### PROBLEM REQUIREMENTS
Filter these entries, keeping only lines that hold the word "arrow".

### EXTRACTED DATA
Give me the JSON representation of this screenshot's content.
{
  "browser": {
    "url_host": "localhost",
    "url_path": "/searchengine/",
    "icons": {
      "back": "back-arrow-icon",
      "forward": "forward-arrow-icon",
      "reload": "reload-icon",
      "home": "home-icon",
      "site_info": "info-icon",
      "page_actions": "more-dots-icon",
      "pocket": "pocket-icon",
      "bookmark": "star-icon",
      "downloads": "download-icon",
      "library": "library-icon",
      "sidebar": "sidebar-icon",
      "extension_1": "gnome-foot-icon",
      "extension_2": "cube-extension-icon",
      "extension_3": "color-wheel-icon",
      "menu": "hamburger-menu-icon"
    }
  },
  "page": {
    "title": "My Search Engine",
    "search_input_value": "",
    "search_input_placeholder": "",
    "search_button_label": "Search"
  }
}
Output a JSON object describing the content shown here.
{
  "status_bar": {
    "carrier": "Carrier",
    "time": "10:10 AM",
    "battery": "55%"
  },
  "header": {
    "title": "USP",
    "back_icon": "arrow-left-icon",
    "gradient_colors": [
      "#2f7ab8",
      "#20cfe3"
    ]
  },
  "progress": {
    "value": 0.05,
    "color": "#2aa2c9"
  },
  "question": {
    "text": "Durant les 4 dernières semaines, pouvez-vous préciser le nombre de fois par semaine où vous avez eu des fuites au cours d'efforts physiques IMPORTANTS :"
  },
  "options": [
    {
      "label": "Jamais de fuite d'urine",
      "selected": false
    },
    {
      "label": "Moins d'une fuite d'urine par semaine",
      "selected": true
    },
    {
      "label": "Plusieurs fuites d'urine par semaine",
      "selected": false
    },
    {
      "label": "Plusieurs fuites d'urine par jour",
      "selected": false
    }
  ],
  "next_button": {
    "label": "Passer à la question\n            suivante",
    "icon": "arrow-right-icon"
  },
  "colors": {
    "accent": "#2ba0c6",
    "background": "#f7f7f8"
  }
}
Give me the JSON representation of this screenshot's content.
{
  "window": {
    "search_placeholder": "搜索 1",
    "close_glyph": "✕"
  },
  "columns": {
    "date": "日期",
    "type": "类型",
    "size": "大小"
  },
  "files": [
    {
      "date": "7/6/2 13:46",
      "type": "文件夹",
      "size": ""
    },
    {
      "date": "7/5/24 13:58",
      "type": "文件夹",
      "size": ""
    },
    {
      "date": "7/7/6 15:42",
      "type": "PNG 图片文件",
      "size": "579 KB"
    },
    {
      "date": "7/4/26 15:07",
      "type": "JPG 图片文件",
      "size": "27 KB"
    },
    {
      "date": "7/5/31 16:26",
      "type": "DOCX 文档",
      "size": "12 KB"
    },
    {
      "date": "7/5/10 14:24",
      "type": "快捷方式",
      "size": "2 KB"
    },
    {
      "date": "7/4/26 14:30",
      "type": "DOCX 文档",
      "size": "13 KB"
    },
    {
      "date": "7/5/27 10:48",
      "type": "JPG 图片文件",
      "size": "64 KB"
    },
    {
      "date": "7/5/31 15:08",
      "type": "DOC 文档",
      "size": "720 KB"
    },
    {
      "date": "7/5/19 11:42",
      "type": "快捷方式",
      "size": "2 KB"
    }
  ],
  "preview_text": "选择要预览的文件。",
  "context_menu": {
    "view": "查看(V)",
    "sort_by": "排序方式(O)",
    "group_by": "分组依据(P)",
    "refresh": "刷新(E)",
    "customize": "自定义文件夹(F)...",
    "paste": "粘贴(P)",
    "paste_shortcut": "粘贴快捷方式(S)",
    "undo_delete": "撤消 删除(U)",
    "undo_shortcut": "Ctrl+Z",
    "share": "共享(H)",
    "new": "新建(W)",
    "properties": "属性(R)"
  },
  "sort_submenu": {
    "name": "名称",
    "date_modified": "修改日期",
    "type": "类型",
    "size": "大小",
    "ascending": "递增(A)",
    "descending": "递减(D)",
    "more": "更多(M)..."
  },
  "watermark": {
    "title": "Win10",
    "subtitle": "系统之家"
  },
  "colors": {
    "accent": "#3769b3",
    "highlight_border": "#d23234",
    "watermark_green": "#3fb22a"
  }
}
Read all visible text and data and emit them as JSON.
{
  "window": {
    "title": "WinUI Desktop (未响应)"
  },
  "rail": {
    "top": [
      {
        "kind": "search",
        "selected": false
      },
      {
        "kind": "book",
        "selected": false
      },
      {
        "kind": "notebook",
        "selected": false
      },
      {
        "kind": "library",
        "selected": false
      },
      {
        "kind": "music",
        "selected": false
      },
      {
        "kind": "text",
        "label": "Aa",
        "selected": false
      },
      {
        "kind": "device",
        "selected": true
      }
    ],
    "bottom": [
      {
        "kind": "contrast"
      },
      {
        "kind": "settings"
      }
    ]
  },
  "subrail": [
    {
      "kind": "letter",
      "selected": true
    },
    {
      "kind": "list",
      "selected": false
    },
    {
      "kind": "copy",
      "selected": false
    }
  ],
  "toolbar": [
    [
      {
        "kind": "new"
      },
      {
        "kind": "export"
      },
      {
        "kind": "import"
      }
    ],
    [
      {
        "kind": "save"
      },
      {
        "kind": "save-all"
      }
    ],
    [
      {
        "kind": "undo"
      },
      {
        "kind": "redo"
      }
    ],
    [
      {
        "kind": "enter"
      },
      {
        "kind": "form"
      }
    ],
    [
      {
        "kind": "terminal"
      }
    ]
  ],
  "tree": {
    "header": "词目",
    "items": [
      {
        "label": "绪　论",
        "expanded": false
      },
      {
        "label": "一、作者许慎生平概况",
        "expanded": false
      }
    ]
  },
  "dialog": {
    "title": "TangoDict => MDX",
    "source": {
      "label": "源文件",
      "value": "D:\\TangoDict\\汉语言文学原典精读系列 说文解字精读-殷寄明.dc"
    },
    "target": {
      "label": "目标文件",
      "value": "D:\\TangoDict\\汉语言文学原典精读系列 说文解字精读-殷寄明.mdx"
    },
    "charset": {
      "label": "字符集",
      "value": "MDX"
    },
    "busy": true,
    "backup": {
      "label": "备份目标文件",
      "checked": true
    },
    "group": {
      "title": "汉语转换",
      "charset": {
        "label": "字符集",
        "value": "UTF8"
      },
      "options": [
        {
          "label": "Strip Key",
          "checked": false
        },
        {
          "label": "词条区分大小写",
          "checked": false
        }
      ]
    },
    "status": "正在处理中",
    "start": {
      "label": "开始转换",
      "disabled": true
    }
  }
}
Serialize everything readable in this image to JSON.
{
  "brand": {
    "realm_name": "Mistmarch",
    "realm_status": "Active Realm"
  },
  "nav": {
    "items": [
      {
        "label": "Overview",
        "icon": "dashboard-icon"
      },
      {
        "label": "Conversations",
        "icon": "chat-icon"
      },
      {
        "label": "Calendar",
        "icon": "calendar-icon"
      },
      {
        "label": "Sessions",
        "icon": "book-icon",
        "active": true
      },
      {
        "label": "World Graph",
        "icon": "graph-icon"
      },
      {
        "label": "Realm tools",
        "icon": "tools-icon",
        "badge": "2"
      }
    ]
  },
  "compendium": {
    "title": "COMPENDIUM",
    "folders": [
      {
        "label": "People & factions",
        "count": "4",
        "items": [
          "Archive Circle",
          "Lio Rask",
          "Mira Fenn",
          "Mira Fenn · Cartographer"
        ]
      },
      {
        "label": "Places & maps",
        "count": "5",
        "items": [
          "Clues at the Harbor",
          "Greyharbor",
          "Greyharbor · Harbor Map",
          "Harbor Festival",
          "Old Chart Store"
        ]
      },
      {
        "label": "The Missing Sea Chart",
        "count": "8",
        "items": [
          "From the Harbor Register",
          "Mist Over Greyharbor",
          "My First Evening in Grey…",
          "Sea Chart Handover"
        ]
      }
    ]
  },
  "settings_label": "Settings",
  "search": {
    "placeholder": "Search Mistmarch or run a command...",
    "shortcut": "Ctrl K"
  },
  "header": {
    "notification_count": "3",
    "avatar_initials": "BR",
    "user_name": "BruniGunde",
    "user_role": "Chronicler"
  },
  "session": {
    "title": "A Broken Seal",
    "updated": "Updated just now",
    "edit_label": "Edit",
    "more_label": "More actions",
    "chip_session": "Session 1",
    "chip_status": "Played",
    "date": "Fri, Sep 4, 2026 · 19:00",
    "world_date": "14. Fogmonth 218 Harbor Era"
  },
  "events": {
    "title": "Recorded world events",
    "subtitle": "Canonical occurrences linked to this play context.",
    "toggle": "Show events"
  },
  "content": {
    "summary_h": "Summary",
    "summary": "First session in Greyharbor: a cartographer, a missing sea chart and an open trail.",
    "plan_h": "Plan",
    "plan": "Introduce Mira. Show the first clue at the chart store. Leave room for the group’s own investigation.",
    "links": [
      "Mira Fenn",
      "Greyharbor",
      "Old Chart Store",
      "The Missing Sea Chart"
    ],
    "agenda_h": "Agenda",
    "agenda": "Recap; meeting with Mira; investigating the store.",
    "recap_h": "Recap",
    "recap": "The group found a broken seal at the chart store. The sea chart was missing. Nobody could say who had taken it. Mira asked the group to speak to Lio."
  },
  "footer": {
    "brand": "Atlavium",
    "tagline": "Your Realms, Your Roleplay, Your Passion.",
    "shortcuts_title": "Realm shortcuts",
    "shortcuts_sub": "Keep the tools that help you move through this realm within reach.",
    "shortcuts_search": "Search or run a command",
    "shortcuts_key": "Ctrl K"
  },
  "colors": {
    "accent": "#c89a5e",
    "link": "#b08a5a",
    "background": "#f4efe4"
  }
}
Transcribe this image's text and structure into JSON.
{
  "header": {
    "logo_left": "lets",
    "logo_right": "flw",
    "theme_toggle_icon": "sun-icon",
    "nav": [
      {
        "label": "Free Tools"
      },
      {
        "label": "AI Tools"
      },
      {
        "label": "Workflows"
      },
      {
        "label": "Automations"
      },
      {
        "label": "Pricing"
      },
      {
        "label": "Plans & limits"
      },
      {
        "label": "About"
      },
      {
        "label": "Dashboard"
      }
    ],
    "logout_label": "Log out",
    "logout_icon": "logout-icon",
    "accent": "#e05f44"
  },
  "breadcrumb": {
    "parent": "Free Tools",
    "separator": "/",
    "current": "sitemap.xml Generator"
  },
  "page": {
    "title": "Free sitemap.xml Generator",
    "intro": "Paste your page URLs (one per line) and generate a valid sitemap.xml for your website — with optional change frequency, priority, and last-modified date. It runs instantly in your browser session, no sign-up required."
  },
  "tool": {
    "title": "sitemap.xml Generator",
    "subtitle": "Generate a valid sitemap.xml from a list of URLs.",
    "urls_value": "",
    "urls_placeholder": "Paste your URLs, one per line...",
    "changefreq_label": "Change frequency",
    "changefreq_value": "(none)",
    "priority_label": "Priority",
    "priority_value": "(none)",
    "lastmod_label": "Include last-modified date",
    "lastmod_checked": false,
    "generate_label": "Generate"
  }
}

### FINISHED TASK
      "back": "back-arrow-icon",
      "forward": "forward-arrow-icon",
    "back_icon": "arrow-left-icon",
    "icon": "arrow-right-icon"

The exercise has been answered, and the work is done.